**Dataset entries on figures**
○ ○ ○ ○
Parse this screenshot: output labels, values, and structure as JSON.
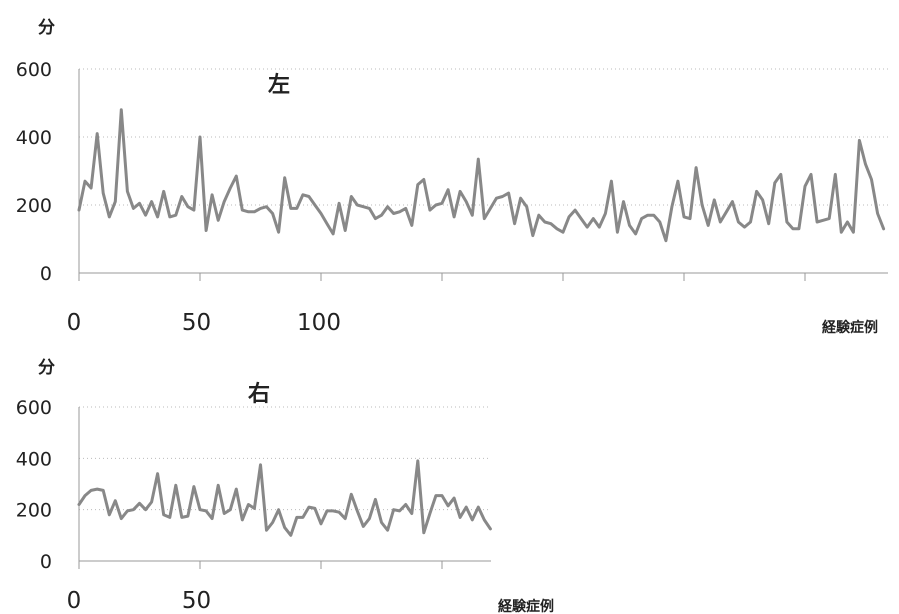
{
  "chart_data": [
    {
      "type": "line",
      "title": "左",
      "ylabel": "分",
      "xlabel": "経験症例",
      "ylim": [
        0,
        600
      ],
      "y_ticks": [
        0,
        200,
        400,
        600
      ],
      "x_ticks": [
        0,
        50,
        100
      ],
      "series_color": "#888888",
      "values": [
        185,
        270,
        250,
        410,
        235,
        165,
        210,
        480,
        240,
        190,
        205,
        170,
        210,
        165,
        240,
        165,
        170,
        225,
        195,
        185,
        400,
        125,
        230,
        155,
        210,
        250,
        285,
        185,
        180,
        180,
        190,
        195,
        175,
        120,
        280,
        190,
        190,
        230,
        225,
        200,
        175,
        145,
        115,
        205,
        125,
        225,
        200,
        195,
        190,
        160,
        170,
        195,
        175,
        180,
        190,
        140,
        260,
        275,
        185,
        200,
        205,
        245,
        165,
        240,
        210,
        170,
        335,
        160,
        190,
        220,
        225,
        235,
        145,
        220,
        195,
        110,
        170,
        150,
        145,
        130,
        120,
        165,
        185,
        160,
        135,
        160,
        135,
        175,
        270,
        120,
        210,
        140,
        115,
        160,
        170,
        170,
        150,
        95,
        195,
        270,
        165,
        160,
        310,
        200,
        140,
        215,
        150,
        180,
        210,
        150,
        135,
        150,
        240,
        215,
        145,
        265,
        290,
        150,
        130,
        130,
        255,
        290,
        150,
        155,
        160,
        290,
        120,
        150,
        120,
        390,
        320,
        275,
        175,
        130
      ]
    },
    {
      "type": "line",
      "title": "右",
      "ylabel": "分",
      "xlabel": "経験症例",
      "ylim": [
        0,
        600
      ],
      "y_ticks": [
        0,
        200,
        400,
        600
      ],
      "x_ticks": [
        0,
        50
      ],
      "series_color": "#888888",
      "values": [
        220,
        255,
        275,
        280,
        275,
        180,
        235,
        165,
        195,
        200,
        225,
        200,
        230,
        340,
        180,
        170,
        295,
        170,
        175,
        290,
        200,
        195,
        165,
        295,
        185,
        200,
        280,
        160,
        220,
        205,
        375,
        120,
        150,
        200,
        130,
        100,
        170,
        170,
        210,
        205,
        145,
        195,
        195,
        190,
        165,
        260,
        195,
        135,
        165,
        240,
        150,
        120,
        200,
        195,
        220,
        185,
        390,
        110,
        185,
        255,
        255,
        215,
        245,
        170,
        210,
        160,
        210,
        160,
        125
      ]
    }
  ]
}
○ ○ ○ ○
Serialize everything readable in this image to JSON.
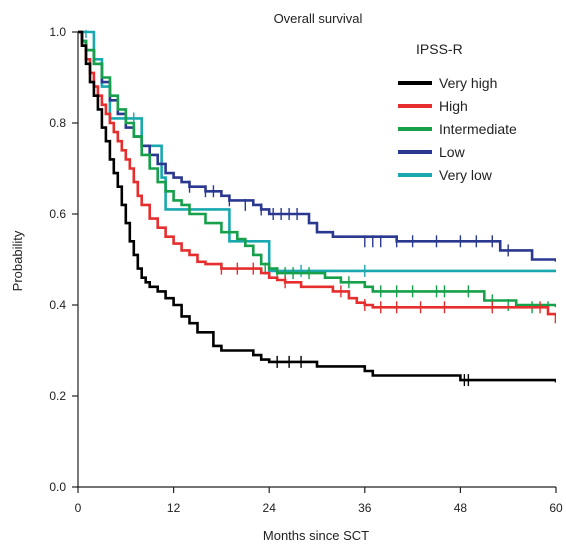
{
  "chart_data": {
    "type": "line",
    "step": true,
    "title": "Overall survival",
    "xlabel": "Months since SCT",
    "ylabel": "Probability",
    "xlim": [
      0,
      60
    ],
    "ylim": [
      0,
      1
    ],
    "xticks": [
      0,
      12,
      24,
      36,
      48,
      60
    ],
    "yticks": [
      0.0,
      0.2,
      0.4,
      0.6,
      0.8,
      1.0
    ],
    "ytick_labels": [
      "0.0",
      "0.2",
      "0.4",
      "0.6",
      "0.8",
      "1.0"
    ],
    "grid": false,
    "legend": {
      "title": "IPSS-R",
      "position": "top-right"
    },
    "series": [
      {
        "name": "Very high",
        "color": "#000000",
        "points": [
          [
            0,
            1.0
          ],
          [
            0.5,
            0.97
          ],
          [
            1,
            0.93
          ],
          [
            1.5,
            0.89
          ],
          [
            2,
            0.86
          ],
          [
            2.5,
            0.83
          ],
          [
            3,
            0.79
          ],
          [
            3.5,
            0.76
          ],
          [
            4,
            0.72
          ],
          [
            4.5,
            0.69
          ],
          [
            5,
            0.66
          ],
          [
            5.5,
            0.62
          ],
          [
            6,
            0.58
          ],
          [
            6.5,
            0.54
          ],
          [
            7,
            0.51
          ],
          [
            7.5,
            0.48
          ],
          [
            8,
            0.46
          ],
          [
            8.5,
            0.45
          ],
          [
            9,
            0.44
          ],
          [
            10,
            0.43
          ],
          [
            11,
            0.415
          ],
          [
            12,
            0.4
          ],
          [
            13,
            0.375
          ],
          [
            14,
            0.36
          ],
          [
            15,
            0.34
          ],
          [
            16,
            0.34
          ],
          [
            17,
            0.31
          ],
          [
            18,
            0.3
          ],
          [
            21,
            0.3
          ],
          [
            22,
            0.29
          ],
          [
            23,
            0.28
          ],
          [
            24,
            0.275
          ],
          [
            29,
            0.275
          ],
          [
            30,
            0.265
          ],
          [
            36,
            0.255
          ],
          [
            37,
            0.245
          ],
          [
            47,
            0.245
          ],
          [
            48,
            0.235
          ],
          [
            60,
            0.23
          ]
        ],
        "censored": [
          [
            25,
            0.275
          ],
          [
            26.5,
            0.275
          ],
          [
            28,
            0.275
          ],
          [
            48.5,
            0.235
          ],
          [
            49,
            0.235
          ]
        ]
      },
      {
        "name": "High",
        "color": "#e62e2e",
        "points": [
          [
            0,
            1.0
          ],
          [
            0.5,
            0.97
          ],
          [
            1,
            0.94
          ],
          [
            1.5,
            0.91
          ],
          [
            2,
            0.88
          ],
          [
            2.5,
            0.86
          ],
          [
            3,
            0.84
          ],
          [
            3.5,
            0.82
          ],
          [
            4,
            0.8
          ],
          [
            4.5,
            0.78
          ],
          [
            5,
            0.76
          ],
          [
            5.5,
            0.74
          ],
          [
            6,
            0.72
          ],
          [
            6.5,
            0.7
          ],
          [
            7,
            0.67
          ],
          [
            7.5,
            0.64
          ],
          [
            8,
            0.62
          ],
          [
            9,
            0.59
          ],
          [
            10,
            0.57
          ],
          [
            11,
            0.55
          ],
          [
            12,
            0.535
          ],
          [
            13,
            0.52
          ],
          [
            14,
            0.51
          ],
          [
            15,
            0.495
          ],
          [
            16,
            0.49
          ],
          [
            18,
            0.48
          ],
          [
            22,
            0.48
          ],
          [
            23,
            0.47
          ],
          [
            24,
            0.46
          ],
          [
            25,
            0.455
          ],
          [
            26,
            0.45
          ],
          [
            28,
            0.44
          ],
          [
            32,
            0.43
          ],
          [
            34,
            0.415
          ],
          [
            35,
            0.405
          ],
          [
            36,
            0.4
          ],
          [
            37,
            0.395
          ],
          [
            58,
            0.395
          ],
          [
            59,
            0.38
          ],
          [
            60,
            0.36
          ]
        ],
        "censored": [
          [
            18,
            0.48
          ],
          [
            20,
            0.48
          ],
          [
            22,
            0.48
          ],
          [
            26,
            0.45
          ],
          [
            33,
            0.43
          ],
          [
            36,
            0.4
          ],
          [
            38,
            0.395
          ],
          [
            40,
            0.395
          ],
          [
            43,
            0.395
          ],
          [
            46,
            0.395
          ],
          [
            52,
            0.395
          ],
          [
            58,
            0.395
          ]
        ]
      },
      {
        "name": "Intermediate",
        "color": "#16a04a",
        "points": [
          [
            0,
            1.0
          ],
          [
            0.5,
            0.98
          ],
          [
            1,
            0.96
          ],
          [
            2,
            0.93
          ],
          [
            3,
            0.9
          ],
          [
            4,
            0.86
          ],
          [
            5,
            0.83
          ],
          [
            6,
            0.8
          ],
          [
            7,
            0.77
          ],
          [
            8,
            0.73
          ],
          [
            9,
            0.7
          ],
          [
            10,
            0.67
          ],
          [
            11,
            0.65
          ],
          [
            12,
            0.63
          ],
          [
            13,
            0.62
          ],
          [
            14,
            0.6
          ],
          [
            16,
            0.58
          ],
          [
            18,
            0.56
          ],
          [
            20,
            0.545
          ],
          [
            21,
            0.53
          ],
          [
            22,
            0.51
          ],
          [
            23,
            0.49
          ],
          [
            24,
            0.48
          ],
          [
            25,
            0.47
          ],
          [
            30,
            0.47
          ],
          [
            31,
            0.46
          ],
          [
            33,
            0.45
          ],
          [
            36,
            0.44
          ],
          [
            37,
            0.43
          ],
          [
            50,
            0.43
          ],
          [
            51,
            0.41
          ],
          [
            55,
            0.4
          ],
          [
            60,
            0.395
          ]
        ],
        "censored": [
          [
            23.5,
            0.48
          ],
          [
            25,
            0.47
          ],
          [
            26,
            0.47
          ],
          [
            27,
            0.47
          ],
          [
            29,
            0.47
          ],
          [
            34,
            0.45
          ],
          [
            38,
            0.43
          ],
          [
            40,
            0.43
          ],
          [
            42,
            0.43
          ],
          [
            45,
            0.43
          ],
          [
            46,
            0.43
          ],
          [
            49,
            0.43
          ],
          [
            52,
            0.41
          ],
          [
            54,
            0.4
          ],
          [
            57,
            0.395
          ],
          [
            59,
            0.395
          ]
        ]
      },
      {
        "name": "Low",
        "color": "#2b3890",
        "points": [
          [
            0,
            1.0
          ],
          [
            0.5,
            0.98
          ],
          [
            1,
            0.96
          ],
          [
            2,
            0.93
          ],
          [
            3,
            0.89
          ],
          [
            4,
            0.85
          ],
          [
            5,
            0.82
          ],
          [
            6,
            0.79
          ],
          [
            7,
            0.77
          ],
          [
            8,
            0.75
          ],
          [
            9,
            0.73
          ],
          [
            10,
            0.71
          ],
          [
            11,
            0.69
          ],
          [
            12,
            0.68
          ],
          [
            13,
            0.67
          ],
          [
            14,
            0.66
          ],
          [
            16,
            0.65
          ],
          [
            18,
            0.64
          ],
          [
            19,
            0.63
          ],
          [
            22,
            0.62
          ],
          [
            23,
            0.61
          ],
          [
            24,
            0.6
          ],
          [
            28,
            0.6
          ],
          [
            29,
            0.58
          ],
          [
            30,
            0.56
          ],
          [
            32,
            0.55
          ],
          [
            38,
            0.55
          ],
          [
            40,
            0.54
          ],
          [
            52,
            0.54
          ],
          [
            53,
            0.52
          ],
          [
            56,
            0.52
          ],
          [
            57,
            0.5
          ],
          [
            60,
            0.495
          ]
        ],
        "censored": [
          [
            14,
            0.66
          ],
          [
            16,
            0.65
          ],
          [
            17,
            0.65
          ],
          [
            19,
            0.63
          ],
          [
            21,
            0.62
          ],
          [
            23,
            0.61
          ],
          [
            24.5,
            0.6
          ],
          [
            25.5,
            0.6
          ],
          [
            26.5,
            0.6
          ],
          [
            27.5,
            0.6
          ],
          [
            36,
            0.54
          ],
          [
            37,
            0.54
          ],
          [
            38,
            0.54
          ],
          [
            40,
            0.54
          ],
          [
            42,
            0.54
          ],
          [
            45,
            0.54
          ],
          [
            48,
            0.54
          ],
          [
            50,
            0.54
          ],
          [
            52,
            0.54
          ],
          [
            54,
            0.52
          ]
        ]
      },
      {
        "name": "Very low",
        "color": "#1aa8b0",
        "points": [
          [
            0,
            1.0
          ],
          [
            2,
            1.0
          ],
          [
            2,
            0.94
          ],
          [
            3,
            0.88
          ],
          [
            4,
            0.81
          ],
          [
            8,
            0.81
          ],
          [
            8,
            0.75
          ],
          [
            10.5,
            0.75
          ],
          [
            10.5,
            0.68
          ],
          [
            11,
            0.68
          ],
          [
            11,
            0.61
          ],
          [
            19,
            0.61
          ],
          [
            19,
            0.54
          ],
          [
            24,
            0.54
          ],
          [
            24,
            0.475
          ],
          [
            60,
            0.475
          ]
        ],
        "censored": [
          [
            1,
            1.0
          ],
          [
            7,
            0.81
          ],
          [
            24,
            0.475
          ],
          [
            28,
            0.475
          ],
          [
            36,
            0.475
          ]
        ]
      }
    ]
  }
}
○ ○ ○ ○
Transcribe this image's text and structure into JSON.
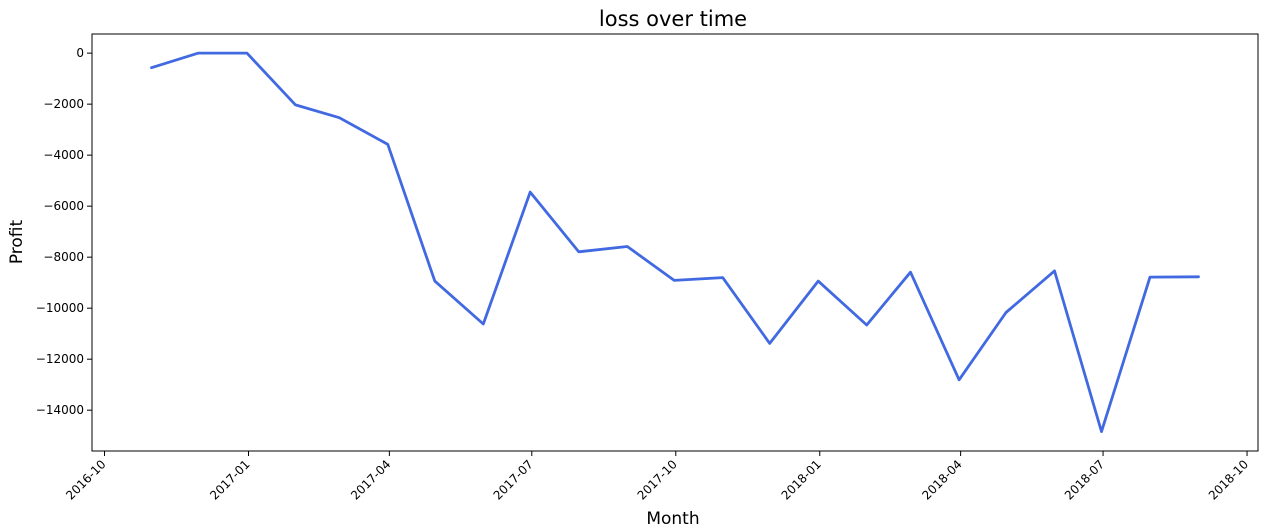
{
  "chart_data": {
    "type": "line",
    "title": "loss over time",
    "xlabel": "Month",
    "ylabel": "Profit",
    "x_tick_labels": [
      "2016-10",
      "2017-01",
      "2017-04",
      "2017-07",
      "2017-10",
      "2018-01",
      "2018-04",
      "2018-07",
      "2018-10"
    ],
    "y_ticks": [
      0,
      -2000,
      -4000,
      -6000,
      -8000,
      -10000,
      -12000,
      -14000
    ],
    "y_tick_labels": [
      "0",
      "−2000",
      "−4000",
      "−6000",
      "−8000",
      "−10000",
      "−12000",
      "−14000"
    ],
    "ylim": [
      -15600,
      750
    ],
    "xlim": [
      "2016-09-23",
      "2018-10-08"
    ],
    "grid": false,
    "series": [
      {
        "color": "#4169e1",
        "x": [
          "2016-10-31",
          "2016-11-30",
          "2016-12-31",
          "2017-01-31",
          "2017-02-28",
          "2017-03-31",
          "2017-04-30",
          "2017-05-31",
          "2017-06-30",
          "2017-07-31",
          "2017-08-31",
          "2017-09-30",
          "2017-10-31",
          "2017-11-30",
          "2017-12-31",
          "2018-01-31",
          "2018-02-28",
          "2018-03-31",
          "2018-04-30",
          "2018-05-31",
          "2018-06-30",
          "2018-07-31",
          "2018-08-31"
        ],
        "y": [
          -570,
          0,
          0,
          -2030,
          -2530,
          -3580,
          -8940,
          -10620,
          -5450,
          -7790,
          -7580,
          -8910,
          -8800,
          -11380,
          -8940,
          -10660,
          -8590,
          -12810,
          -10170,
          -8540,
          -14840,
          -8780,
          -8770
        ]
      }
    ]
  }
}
○ ○ ○ ○
**Short task**
Give only the number of lines in the listing above that include the string "image".

**Solution to this problem**
2